Given problem - Beneath this sentence is a set of records; write each of them out exactly.

━━━

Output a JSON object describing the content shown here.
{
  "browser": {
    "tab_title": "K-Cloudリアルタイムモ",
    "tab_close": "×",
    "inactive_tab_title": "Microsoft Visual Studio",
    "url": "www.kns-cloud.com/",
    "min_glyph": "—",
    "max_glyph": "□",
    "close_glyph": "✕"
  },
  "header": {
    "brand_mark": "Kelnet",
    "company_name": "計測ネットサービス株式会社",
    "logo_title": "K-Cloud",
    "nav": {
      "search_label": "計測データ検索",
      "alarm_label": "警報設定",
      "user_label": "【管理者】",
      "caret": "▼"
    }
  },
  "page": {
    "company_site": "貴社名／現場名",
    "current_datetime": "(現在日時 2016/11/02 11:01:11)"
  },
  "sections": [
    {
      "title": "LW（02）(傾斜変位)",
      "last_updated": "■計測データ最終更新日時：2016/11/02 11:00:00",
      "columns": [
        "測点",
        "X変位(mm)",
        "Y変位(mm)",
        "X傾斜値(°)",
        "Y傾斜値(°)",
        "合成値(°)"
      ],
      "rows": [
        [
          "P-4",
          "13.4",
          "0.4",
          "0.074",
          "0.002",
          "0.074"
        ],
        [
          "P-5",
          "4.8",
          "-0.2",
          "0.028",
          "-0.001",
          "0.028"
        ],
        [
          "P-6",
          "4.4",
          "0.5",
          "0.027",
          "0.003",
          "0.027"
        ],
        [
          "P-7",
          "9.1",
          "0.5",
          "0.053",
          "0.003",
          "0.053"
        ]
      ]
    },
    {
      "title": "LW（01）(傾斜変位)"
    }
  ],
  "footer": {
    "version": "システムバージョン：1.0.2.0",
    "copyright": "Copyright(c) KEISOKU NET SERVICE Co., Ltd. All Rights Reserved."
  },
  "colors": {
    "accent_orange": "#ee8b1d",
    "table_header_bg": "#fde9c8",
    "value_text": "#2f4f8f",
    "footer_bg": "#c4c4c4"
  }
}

━━━

Exercise answer -
Output a JSON object describing the content shown here.
{
  "browser": {
    "tab_title": "K-Cloudリアルタイムモ",
    "tab_close": "×",
    "inactive_tab_title": "Microsoft Visual Studio",
    "url": "www.kns-cloud.com/",
    "min_glyph": "—",
    "max_glyph": "□",
    "close_glyph": "✕"
  },
  "header": {
    "brand_mark": "Kelnet",
    "company_name": "計測ネットサービス株式会社",
    "logo_title": "K-Cloud",
    "nav": {
      "search_label": "計測データ検索",
      "alarm_label": "警報設定",
      "user_label": "【管理者】",
      "caret": "▼"
    }
  },
  "page": {
    "company_site": "貴社名／現場名",
    "current_datetime": "(現在日時 2016/11/02 11:01:11)"
  },
  "sections": [
    {
      "title": "LW（02）(傾斜変位)",
      "last_updated": "■計測データ最終更新日時：2016/11/02 11:00:00",
      "columns": [
        "測点",
        "X変位(mm)",
        "Y変位(mm)",
        "X傾斜値(°)",
        "Y傾斜値(°)",
        "合成値(°)"
      ],
      "rows": [
        [
          "P-4",
          "13.4",
          "0.4",
          "0.074",
          "0.002",
          "0.074"
        ],
        [
          "P-5",
          "4.8",
          "-0.2",
          "0.028",
          "-0.001",
          "0.028"
        ],
        [
          "P-6",
          "4.4",
          "0.5",
          "0.027",
          "0.003",
          "0.027"
        ],
        [
          "P-7",
          "9.1",
          "0.5",
          "0.053",
          "0.003",
          "0.053"
        ]
      ]
    },
    {
      "title": "LW（01）(傾斜変位)"
    }
  ],
  "footer": {
    "version": "システムバージョン：1.0.2.0",
    "copyright": "Copyright(c) KEISOKU NET SERVICE Co., Ltd. All Rights Reserved."
  },
  "colors": {
    "accent_orange": "#ee8b1d",
    "table_header_bg": "#fde9c8",
    "value_text": "#2f4f8f",
    "footer_bg": "#c4c4c4"
  }
}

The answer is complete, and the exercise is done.